### Aim of the exercise
Extract every line that includes the string "December".

___

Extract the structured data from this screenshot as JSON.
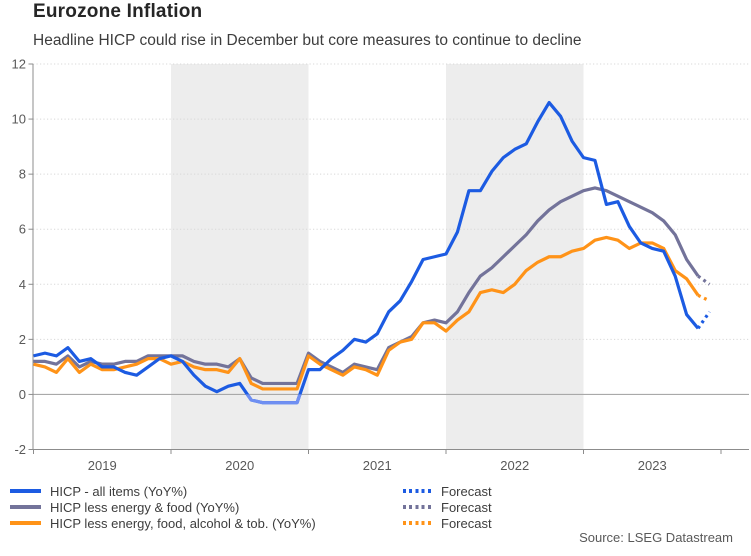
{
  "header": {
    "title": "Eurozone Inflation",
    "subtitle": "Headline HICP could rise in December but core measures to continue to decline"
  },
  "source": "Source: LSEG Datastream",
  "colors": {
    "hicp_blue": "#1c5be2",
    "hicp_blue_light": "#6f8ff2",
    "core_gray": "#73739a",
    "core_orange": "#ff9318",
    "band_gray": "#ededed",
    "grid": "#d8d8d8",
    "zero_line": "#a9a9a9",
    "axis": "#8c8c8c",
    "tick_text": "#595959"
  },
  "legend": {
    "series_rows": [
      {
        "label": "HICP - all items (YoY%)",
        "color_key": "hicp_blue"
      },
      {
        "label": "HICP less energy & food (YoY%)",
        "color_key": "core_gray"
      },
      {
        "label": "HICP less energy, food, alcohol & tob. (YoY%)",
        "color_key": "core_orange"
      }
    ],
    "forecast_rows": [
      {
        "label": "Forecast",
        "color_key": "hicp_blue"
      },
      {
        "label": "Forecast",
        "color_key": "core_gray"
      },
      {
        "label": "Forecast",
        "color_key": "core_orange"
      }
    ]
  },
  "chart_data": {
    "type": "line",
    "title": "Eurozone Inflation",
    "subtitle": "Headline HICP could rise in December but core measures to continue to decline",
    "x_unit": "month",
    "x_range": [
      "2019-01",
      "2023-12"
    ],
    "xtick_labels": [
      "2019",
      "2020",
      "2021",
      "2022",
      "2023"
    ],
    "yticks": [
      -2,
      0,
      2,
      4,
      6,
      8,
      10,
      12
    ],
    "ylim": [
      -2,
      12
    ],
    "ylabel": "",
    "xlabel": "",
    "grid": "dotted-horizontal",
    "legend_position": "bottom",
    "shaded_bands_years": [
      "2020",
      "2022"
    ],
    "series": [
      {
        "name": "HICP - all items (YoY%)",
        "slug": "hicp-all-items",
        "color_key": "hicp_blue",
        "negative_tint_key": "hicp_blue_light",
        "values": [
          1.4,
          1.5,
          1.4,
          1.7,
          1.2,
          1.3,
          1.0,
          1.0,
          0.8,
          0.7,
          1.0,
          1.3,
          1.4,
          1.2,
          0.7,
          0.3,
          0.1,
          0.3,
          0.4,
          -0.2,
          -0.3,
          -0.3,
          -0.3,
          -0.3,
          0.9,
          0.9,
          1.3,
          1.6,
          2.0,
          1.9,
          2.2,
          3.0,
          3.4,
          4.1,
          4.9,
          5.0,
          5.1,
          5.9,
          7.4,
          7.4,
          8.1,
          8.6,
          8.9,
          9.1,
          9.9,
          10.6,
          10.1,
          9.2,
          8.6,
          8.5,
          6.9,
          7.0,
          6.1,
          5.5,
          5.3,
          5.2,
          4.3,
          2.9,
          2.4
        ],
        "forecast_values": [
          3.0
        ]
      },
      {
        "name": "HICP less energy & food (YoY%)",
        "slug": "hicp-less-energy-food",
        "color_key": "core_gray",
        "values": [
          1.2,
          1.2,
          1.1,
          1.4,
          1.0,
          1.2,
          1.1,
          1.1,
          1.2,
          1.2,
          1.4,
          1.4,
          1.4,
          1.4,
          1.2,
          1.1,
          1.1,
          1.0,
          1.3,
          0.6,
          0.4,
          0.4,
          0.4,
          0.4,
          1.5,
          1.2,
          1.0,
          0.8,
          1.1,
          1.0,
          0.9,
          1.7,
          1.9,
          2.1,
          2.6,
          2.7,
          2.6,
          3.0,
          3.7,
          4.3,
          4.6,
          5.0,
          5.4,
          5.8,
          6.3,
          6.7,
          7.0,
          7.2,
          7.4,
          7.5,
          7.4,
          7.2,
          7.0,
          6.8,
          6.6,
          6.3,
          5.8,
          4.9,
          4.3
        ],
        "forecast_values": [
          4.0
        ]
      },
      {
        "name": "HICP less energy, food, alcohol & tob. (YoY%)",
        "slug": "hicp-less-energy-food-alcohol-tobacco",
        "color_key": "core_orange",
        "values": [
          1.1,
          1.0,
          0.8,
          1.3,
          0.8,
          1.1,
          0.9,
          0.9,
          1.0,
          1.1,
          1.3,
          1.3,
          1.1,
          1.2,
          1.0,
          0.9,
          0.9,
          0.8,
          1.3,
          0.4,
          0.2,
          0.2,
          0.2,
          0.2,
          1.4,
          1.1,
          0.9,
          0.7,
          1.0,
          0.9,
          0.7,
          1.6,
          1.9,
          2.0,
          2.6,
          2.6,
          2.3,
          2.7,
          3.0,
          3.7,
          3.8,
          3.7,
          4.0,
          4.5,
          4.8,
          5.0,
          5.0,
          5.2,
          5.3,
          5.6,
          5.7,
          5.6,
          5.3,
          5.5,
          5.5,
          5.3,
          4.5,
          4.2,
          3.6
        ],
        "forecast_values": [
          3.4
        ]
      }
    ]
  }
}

___

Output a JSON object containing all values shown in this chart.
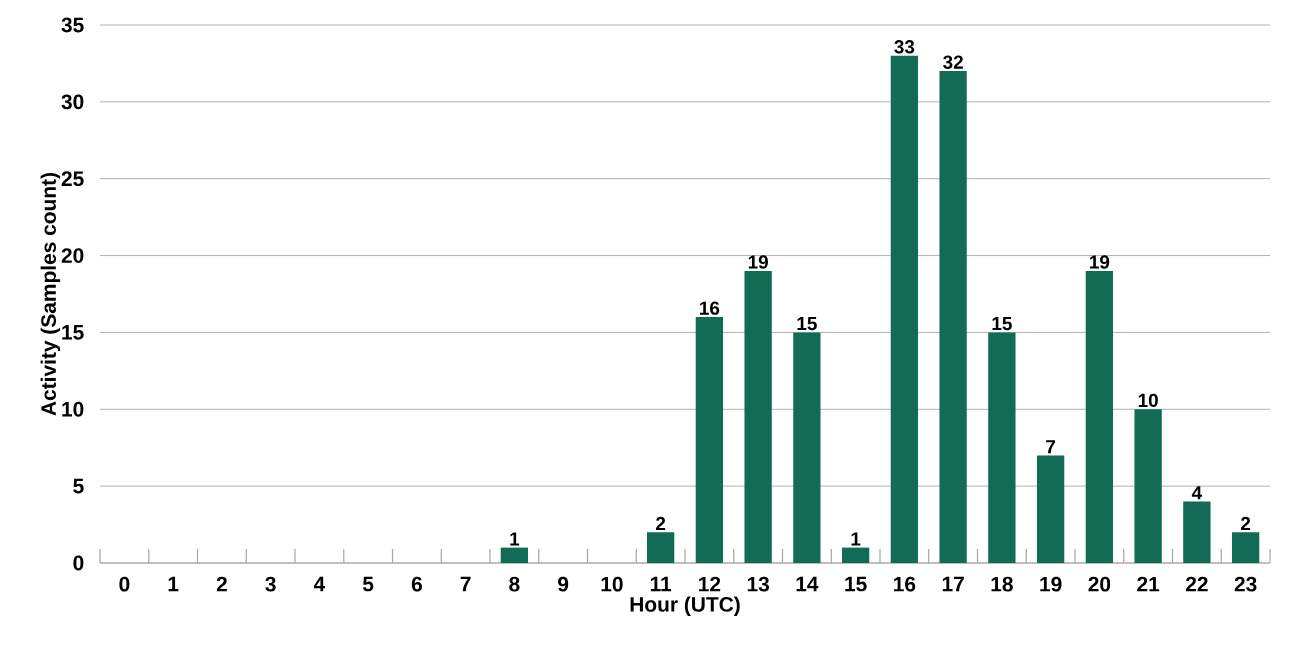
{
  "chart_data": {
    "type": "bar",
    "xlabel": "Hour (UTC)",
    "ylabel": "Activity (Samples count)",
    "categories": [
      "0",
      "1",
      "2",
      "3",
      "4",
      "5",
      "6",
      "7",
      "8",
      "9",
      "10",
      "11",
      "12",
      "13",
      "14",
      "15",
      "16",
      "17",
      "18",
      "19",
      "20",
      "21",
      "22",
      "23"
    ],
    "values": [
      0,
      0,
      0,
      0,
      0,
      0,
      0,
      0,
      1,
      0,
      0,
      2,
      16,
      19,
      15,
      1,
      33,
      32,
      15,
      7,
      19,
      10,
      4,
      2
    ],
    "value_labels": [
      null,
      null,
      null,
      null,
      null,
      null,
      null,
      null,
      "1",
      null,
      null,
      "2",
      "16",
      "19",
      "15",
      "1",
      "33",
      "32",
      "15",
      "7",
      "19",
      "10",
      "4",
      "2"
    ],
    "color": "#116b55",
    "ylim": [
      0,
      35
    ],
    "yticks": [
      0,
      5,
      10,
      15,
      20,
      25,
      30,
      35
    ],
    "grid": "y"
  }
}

___

### Worked answer
    "subtitle": "Headline HICP could rise in December but core measures to continue to decline"
    "subtitle": "Headline HICP could rise in December but core measures to continue to decline",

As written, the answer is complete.